EXERCISE REQUIREMENTS
Work out how many lines hold the string "Kalt". Give that number and nothing more.

[Stored records]
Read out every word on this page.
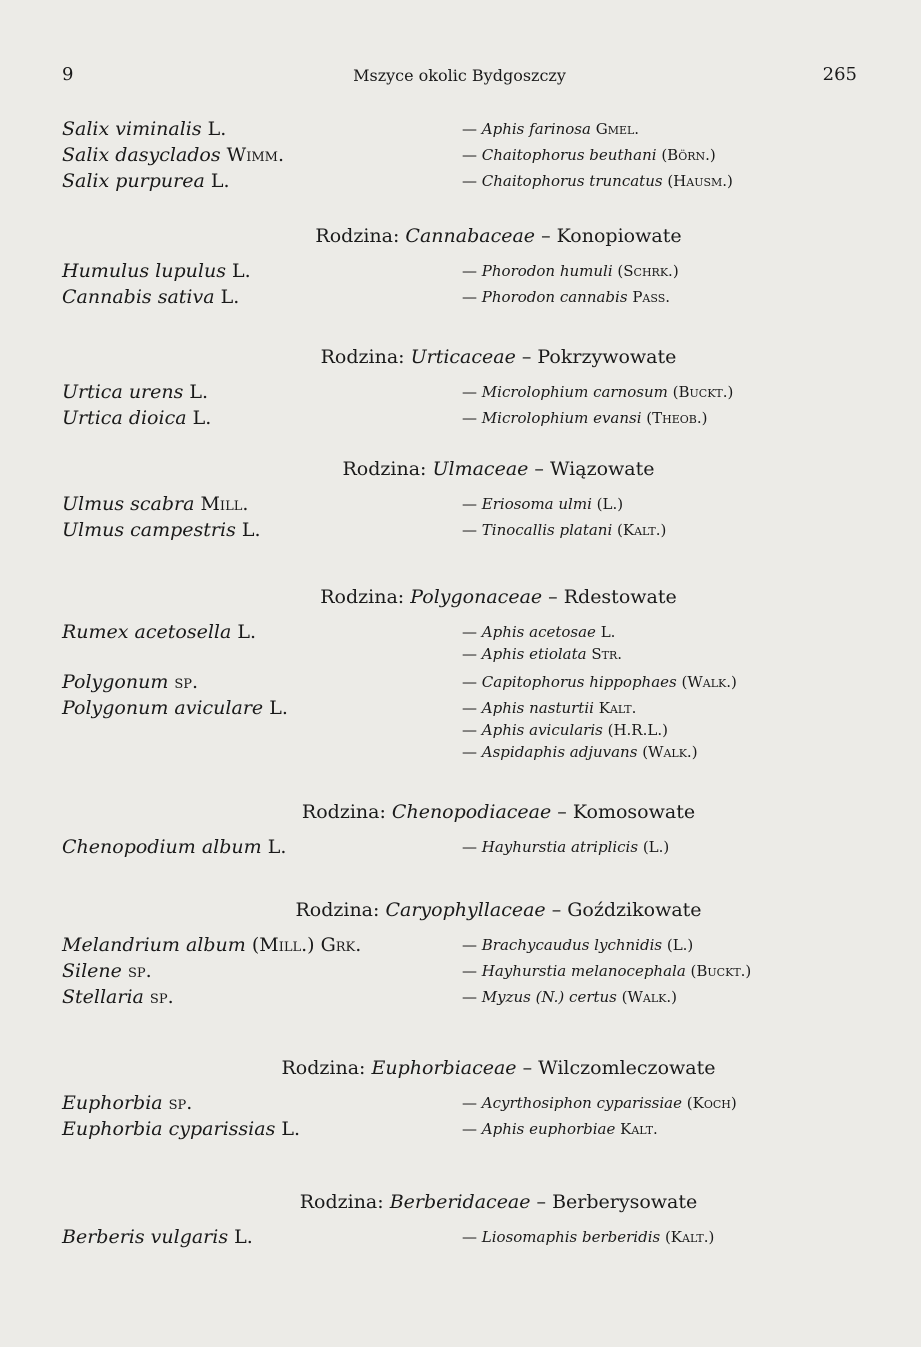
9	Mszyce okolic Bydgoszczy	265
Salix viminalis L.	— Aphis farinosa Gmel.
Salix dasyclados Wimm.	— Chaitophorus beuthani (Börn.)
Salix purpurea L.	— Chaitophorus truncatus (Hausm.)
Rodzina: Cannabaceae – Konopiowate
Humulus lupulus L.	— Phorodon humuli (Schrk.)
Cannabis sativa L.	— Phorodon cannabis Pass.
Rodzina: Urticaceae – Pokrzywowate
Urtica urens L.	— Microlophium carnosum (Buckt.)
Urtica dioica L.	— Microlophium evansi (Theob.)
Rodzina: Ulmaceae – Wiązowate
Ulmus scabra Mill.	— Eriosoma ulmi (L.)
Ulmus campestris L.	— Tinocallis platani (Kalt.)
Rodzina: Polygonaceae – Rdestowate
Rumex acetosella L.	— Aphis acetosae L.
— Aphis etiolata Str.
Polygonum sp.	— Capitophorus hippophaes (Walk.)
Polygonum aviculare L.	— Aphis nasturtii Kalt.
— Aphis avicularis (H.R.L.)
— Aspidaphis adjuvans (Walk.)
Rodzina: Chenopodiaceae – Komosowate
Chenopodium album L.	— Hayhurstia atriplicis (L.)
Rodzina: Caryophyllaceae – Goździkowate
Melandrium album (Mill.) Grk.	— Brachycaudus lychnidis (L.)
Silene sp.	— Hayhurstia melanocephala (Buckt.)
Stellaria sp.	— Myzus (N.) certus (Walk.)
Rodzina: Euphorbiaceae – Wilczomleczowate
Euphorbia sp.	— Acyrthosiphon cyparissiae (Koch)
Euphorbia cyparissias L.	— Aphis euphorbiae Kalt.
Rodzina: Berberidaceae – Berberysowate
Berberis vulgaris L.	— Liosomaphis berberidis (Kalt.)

TASK RESULT
4